## TASK STATEMENT
From the listing below, return each line that includes "dimethylsilyl".

## RECORDED DATA
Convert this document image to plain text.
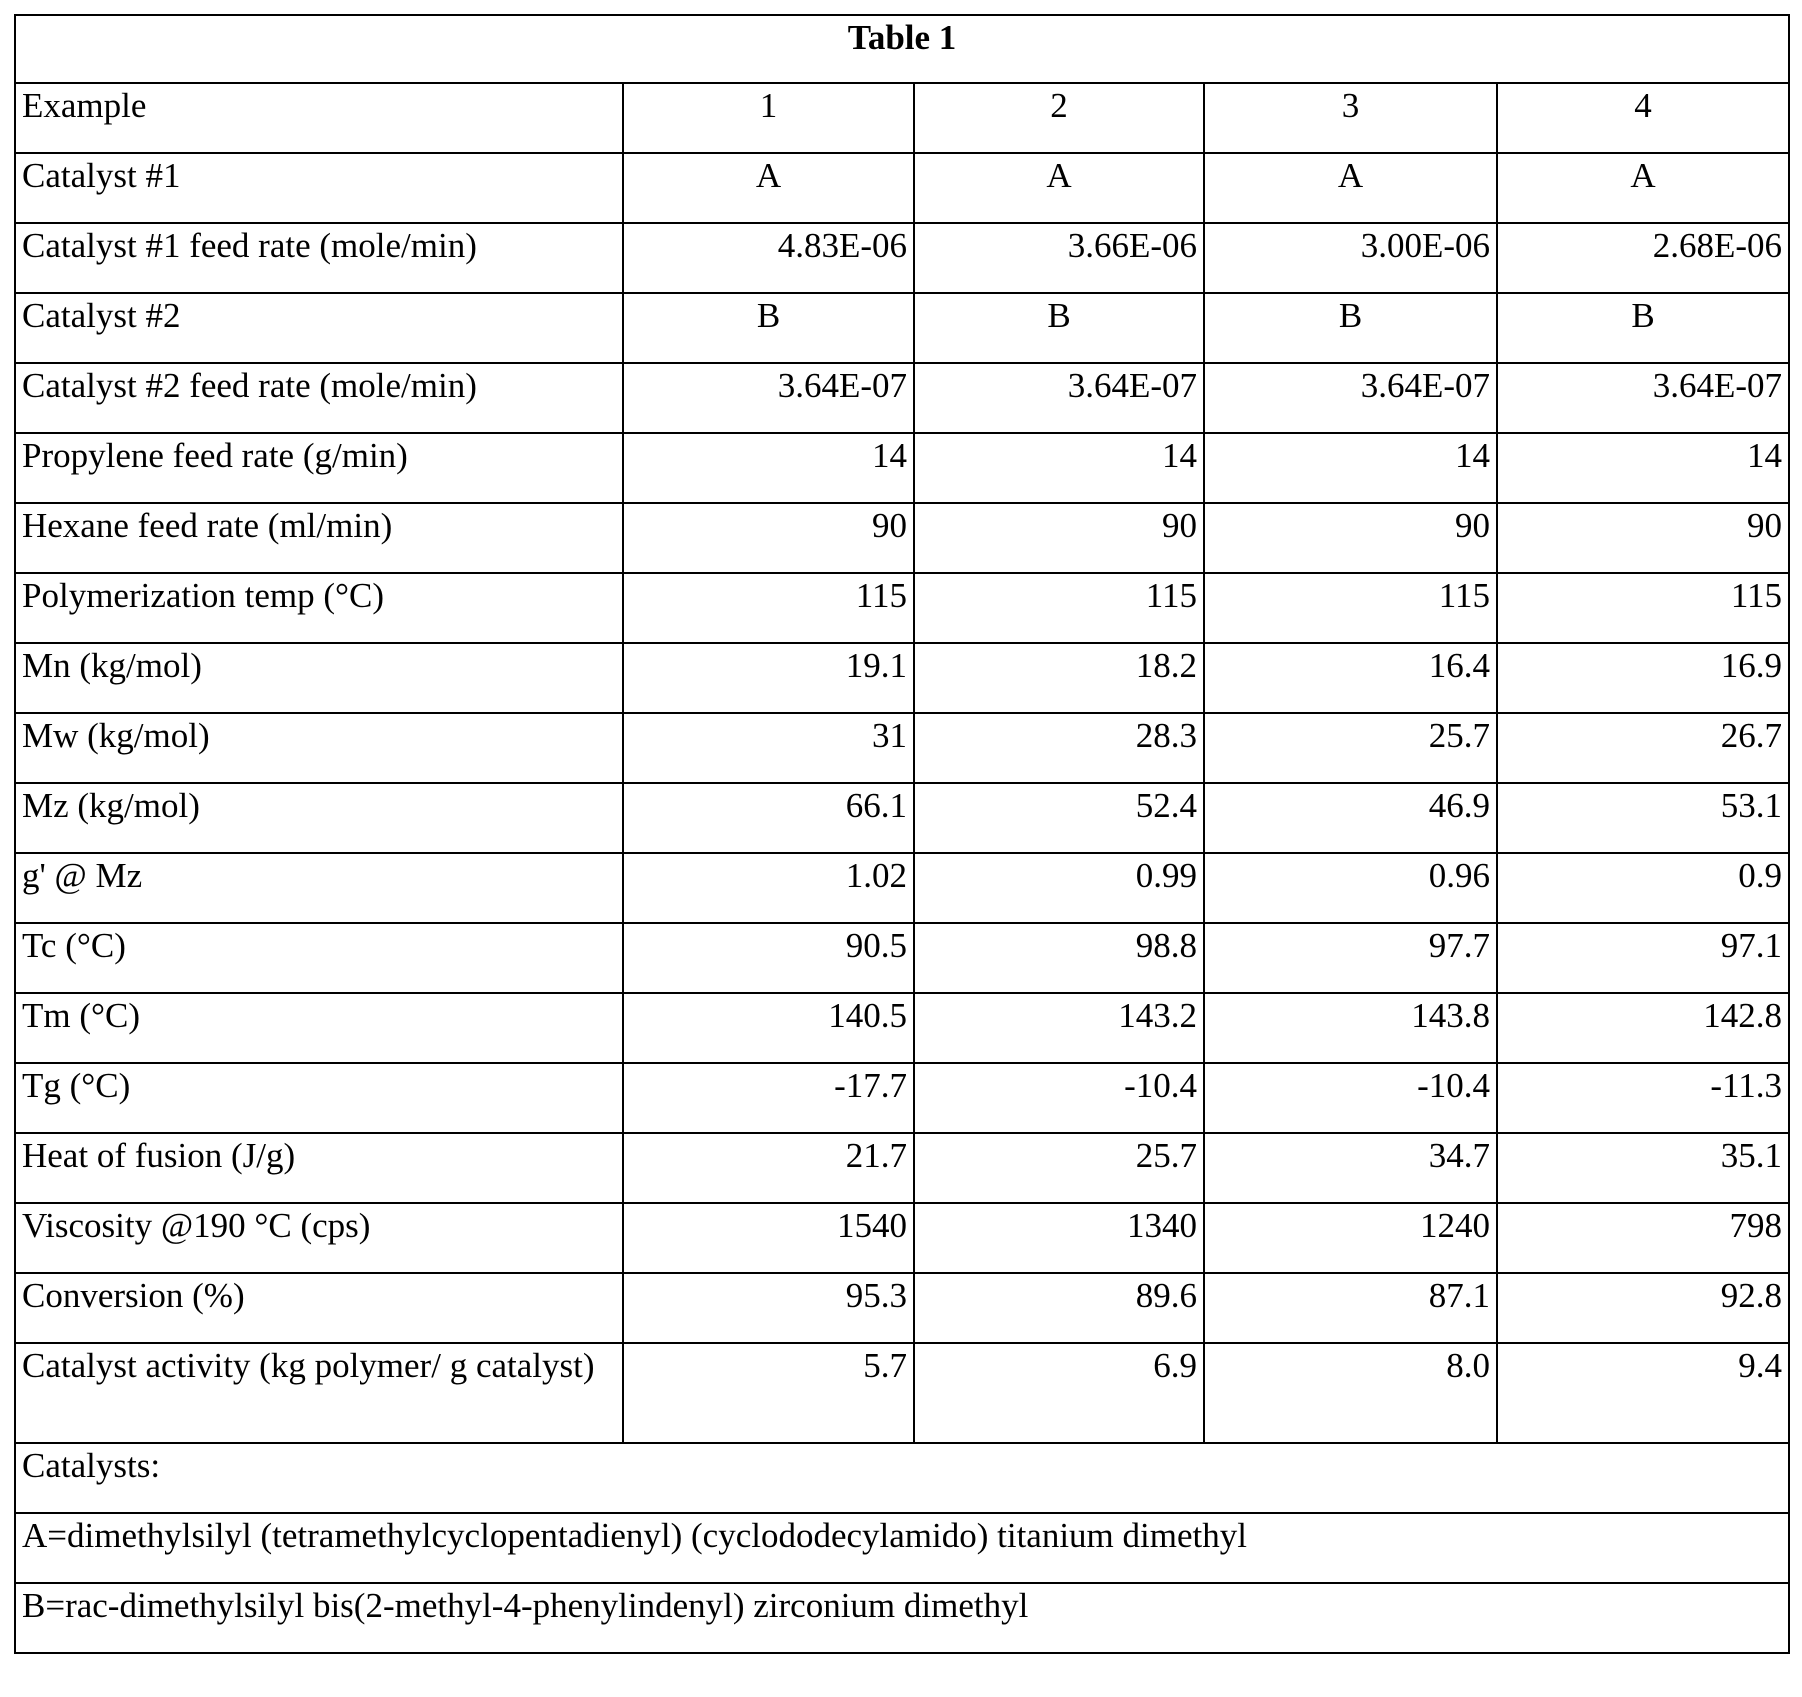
Table 1
Example	1	2	3	4
Catalyst #1	A	A	A	A
Catalyst #1 feed rate (mole/min)	4.83E-06	3.66E-06	3.00E-06	2.68E-06
Catalyst #2	B	B	B	B
Catalyst #2 feed rate (mole/min)	3.64E-07	3.64E-07	3.64E-07	3.64E-07
Propylene feed rate (g/min)	14	14	14	14
Hexane feed rate (ml/min)	90	90	90	90
Polymerization temp (°C)	115	115	115	115
Mn (kg/mol)	19.1	18.2	16.4	16.9
Mw (kg/mol)	31	28.3	25.7	26.7
Mz (kg/mol)	66.1	52.4	46.9	53.1
g' @ Mz	1.02	0.99	0.96	0.9
Tc (°C)	90.5	98.8	97.7	97.1
Tm (°C)	140.5	143.2	143.8	142.8
Tg (°C)	-17.7	-10.4	-10.4	-11.3
Heat of fusion (J/g)	21.7	25.7	34.7	35.1
Viscosity @190 °C (cps)	1540	1340	1240	798
Conversion (%)	95.3	89.6	87.1	92.8
Catalyst activity (kg polymer/ g catalyst)	5.7	6.9	8.0	9.4
Catalysts:
A=dimethylsilyl (tetramethylcyclopentadienyl) (cyclododecylamido) titanium dimethyl
B=rac-dimethylsilyl bis(2-methyl-4-phenylindenyl) zirconium dimethyl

## RESPONSE TO THE TASK
A=dimethylsilyl (tetramethylcyclopentadienyl) (cyclododecylamido) titanium dimethyl
B=rac-dimethylsilyl bis(2-methyl-4-phenylindenyl) zirconium dimethyl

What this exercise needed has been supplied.